===== DATA SUPPLIED
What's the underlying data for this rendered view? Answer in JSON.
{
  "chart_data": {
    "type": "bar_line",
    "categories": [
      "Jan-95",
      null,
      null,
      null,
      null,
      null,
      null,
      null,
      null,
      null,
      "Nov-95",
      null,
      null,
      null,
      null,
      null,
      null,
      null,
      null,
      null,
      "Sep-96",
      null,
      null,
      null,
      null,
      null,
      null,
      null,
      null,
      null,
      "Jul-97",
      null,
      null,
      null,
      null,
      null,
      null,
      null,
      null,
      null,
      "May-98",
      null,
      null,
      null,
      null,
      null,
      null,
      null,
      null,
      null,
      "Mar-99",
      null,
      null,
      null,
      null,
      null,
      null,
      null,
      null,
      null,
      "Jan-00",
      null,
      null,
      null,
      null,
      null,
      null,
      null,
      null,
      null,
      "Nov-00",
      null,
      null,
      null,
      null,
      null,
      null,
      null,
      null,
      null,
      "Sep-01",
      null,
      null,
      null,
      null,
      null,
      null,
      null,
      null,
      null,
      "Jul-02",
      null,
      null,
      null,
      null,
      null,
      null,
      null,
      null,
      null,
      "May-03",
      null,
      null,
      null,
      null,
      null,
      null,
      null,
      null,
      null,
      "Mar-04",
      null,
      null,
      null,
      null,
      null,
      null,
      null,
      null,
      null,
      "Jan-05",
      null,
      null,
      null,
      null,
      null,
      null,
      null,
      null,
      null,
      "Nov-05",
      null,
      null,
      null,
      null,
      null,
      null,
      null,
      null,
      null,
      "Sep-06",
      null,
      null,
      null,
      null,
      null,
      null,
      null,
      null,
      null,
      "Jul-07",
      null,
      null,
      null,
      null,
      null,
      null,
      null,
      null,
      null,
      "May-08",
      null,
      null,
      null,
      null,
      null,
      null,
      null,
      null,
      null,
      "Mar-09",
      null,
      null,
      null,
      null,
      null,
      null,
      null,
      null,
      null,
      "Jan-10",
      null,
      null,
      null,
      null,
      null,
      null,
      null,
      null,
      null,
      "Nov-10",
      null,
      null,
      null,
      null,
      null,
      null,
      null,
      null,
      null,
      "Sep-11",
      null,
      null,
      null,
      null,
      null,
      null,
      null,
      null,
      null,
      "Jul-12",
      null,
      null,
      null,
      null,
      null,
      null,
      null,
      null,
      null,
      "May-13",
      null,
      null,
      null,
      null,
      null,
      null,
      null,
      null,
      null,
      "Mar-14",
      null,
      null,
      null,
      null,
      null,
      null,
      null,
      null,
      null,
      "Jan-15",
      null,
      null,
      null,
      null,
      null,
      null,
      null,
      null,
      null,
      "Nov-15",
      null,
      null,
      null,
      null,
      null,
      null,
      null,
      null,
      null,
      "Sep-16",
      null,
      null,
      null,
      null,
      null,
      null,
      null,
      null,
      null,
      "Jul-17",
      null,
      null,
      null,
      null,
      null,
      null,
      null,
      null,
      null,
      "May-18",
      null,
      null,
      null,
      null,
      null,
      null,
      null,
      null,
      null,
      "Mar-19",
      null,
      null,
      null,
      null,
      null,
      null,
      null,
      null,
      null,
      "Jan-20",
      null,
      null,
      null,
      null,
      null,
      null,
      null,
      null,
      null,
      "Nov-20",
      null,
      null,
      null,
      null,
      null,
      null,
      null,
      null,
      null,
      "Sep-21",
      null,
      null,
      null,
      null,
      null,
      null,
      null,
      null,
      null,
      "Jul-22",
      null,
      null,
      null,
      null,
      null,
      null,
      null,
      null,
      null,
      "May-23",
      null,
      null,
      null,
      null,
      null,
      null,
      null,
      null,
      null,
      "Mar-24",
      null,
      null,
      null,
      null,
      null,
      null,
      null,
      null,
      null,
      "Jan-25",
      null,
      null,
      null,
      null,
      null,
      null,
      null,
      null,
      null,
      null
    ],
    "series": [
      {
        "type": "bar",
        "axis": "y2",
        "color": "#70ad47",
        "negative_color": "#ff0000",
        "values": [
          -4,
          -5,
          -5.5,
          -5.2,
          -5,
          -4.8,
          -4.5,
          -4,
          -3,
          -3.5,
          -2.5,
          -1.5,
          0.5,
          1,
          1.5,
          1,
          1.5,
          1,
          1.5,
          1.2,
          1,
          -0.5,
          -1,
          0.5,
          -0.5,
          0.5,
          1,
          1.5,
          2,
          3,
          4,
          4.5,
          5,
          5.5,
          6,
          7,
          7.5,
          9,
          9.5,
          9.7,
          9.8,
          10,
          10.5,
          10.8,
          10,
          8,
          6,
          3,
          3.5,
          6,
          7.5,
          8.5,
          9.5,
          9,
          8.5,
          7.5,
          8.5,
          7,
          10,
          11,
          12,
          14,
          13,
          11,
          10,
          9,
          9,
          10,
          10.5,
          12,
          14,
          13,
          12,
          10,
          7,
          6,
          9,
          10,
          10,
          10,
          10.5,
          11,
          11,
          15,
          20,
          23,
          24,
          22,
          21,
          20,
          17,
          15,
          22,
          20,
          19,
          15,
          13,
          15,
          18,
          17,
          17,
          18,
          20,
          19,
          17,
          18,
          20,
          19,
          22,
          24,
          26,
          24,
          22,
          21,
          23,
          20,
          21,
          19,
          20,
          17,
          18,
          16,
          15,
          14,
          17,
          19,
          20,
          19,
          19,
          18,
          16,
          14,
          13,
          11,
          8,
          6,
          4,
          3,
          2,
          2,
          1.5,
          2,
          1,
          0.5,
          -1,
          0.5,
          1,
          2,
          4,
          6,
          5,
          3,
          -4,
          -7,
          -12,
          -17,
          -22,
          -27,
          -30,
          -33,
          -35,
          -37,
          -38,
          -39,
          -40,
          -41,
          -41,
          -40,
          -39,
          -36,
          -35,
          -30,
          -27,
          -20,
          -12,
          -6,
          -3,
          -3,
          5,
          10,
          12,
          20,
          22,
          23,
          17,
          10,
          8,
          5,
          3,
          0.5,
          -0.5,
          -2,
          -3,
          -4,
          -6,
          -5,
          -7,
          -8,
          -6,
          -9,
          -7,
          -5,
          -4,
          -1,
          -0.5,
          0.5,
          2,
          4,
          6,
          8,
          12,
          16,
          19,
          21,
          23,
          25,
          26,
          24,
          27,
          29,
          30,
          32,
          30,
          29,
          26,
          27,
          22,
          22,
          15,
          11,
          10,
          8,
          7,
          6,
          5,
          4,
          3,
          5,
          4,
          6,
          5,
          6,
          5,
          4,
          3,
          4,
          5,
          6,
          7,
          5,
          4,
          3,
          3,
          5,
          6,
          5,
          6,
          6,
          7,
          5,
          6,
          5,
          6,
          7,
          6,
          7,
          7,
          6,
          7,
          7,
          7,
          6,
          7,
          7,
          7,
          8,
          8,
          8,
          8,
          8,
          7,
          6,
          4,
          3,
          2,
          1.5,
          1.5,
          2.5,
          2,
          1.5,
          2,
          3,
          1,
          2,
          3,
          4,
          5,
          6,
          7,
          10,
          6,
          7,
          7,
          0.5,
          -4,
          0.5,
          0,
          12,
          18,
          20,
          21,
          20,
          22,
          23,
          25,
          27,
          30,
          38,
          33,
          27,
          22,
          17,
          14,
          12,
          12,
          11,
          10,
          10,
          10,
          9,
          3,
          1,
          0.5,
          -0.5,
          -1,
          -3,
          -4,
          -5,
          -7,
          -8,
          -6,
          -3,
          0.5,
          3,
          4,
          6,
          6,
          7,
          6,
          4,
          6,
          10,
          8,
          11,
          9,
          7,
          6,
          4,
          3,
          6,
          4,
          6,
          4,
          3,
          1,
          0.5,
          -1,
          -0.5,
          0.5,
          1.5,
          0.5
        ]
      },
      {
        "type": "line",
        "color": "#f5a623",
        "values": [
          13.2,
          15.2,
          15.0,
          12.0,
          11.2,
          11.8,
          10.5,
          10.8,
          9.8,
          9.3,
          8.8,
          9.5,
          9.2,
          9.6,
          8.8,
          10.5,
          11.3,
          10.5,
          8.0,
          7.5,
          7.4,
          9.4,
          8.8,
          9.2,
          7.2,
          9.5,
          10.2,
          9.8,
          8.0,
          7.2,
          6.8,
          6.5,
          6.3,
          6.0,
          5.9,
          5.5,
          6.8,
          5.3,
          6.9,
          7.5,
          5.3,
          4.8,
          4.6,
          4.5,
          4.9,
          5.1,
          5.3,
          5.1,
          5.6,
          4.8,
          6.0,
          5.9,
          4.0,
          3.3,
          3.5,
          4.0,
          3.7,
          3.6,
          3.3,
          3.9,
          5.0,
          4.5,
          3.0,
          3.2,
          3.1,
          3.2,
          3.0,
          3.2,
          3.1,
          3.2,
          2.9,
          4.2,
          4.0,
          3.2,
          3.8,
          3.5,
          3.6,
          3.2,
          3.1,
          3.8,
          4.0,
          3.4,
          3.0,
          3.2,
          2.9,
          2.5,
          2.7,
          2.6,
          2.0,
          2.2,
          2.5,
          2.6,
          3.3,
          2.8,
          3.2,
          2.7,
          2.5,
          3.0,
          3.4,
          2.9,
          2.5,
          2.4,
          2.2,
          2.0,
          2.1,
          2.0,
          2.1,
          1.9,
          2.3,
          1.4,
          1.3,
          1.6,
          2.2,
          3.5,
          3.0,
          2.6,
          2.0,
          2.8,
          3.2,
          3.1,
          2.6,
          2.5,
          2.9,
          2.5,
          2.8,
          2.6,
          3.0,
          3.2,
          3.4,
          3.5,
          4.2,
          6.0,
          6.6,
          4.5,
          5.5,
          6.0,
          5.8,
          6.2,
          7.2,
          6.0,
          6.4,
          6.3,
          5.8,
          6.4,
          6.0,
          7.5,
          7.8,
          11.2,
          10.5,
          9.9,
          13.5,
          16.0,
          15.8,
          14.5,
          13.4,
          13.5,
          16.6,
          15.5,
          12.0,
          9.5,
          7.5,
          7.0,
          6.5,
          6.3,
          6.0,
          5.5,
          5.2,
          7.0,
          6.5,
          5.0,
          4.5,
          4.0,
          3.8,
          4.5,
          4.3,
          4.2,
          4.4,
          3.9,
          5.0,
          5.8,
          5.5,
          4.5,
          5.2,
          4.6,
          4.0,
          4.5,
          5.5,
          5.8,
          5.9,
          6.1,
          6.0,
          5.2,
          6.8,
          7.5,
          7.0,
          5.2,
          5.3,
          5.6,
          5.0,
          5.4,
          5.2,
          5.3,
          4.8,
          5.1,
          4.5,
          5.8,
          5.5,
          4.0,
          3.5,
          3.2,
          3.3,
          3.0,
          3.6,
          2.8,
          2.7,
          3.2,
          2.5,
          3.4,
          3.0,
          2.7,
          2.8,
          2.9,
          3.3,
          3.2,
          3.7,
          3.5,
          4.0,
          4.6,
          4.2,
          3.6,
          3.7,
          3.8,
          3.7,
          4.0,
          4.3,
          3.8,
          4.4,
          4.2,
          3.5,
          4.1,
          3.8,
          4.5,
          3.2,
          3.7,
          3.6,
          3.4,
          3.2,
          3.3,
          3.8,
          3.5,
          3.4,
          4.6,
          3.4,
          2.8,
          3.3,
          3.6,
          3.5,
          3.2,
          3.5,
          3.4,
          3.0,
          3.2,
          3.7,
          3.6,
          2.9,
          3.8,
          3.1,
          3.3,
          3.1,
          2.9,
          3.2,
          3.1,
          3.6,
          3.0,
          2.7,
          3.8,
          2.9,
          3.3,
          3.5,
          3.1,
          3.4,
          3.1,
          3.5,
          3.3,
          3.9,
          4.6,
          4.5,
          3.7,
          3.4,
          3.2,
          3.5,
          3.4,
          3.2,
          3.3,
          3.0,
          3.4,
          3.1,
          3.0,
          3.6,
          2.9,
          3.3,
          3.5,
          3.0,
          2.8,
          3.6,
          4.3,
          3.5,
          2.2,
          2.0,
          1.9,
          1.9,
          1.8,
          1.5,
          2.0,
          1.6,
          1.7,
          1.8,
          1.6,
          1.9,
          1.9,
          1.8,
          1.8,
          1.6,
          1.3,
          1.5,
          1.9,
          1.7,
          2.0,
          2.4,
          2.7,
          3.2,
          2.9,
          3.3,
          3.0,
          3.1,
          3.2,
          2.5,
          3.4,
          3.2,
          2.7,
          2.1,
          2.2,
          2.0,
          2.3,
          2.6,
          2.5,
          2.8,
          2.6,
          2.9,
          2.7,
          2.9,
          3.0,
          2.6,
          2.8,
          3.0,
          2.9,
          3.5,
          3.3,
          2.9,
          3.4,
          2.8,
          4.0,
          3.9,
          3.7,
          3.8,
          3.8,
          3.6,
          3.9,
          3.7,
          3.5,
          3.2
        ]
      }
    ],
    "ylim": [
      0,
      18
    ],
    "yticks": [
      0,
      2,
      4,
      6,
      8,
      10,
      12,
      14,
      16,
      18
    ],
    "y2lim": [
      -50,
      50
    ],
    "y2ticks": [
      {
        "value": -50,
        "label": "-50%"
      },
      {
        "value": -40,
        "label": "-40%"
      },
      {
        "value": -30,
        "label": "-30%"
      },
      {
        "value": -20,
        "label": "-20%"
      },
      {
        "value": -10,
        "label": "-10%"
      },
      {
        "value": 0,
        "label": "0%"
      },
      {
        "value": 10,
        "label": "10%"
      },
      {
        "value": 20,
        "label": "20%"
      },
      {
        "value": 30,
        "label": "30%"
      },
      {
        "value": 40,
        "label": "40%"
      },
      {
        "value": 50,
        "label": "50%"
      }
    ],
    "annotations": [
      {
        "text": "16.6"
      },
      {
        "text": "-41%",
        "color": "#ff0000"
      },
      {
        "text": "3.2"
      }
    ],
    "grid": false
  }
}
==========
JOB » In the records, locate each line holding the string "label" and copy it.

THE SOLUTION »
        "label": "-50%"
        "label": "-40%"
        "label": "-30%"
        "label": "-20%"
        "label": "-10%"
        "label": "0%"
        "label": "10%"
        "label": "20%"
        "label": "30%"
        "label": "40%"
        "label": "50%"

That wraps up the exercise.